Data items:

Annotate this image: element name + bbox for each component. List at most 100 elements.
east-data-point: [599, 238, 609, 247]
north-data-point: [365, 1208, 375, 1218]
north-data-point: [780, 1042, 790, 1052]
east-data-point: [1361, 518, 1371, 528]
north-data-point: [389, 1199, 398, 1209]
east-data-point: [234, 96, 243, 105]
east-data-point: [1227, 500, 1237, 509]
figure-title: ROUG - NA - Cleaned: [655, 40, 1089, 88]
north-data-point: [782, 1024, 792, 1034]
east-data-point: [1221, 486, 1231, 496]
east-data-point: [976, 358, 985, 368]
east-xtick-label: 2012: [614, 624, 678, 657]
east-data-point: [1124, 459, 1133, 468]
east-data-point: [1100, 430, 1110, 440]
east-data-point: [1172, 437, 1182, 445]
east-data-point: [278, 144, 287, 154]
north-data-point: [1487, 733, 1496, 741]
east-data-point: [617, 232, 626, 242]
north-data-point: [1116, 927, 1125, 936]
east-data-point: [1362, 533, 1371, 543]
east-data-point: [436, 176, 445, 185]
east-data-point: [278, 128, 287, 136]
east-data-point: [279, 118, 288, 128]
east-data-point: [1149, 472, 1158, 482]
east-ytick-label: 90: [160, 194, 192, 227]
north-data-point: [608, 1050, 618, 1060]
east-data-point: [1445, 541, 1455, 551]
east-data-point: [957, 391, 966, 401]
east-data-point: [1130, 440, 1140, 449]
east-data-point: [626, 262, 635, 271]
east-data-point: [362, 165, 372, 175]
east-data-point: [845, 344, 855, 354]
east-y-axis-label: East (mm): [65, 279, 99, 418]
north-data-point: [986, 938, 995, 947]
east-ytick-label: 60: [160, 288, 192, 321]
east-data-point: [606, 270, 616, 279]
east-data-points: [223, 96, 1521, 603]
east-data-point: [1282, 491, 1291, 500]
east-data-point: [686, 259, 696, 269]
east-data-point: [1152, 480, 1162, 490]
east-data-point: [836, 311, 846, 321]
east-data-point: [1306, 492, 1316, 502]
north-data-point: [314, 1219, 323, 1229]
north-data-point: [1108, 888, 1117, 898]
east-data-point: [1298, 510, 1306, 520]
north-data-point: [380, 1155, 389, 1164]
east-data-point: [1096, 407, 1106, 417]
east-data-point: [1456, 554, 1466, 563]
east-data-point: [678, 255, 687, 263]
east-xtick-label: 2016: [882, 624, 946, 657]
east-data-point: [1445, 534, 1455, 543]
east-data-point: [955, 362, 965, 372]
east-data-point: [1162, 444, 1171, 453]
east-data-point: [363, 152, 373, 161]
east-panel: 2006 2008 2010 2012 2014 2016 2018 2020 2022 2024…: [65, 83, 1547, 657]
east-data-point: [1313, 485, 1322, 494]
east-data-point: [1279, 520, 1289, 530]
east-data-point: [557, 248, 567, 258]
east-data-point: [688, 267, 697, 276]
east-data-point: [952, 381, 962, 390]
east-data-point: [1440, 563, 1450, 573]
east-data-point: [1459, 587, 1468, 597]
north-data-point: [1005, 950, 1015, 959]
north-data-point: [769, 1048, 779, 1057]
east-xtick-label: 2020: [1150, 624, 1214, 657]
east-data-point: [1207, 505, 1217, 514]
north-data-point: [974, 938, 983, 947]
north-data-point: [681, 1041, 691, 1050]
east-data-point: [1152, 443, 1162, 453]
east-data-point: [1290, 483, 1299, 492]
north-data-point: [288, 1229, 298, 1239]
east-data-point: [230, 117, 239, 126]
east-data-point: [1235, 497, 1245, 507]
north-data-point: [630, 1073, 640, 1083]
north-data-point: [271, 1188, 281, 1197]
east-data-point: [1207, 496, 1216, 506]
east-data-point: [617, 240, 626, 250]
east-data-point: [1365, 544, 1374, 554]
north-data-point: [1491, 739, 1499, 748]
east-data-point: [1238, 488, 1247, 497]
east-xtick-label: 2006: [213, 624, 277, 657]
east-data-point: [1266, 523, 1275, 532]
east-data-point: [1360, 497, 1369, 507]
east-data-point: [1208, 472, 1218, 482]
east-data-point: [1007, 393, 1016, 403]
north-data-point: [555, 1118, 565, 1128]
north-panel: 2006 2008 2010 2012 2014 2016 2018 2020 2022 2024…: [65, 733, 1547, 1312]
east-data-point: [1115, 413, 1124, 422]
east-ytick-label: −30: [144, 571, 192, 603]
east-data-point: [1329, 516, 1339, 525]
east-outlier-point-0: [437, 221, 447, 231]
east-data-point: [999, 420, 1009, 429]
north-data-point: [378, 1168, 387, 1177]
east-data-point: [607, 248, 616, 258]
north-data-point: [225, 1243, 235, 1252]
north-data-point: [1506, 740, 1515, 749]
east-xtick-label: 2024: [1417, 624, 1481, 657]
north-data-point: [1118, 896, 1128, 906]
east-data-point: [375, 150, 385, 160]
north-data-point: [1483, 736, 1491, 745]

● **Exercise requirements**: Repeat the items exactly, everything from the first line down to the line containing "east-data-point: [1227, 500, 1237, 509]".

● **Exercise response**:
Annotate this image: element name + bbox for each component. List at most 100 elements.
east-data-point: [599, 238, 609, 247]
north-data-point: [365, 1208, 375, 1218]
north-data-point: [780, 1042, 790, 1052]
east-data-point: [1361, 518, 1371, 528]
north-data-point: [389, 1199, 398, 1209]
east-data-point: [234, 96, 243, 105]
east-data-point: [1227, 500, 1237, 509]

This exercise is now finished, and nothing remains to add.